--- Start DATA PROVIDED ---

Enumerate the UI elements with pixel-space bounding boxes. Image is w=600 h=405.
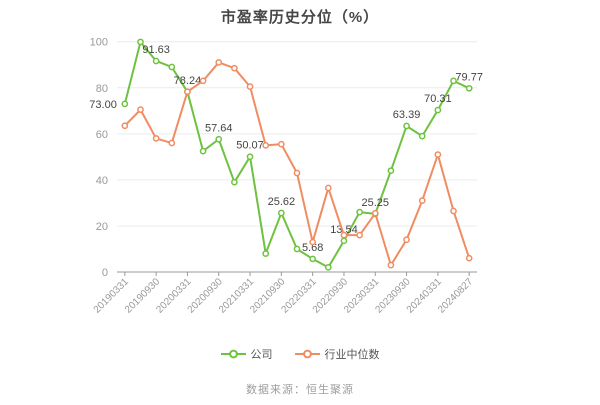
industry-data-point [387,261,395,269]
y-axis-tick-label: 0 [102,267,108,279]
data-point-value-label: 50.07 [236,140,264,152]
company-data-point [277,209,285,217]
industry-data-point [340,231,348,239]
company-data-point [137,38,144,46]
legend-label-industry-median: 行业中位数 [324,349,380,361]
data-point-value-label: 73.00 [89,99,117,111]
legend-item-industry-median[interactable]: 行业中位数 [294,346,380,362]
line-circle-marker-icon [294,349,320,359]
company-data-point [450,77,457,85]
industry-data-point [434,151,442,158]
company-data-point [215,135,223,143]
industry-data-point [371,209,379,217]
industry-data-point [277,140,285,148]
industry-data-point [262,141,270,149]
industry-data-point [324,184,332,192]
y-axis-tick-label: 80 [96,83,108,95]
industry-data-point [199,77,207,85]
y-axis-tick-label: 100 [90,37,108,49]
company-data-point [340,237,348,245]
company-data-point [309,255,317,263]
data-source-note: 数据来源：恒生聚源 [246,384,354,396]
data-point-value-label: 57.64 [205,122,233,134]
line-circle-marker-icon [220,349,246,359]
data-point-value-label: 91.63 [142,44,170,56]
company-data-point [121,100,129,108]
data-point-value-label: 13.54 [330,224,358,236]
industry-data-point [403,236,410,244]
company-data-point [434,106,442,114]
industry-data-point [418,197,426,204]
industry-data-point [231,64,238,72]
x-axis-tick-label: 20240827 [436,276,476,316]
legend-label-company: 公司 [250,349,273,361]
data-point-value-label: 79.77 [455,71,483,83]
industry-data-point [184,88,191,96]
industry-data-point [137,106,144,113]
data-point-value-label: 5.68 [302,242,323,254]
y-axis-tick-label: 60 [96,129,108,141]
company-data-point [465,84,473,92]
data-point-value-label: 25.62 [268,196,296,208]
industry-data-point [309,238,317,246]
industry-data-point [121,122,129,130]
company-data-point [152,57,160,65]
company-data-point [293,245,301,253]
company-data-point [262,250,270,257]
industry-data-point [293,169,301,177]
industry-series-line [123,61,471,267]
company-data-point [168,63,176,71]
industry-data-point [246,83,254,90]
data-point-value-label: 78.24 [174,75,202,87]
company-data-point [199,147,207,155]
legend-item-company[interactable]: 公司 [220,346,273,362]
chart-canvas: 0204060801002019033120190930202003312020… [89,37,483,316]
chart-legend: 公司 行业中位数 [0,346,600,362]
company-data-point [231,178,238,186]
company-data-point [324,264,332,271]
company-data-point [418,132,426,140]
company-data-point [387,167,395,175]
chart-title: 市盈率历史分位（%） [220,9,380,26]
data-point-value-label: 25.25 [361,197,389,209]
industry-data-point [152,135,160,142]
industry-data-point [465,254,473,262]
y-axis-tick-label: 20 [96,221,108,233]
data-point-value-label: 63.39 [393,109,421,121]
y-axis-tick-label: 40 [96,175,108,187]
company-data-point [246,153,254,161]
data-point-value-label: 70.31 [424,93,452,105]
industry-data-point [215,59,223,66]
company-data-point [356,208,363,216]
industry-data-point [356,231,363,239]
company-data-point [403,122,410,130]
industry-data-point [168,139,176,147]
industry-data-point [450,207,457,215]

--- End DATA PROVIDED ---
--- Start DATA PROVIDED ---

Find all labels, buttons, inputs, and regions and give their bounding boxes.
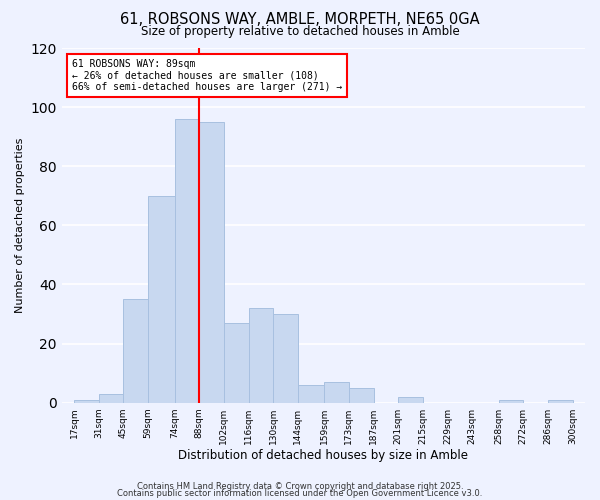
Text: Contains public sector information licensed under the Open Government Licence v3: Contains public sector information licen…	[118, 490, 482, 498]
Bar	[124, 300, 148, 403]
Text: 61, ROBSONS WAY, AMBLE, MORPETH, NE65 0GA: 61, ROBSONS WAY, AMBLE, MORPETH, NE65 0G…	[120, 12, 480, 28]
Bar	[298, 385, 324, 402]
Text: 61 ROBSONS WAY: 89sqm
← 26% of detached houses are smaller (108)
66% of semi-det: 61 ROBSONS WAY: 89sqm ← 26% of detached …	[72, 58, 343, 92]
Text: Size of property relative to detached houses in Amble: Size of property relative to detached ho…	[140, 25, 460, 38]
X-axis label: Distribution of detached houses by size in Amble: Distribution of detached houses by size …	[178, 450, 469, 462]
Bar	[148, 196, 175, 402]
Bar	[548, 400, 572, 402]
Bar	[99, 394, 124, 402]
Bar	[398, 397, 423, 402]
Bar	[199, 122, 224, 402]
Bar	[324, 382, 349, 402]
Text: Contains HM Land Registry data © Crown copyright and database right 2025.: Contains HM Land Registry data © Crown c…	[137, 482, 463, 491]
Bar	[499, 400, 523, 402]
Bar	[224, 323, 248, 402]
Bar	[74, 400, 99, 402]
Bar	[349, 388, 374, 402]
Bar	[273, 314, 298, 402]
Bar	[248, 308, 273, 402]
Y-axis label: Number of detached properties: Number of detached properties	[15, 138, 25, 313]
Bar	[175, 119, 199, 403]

--- End DATA PROVIDED ---

INSTRUCTIONS TO FOLLOW → Print the lines from the line with "industry-data-point [387,261,395,269]" to the line with "line-circle-marker-icon [294,349,320,359]", inclusive, as they appear in block 1, with no changes.

WRITTEN RESPONSE →
industry-data-point [387,261,395,269]
y-axis-tick-label: 0 [102,267,108,279]
data-point-value-label: 50.07 [236,140,264,152]
company-data-point [277,209,285,217]
industry-data-point [340,231,348,239]
company-data-point [137,38,144,46]
legend-label-industry-median: 行业中位数 [324,349,380,361]
data-point-value-label: 73.00 [89,99,117,111]
legend-item-industry-median[interactable]: 行业中位数 [294,346,380,362]
line-circle-marker-icon [294,349,320,359]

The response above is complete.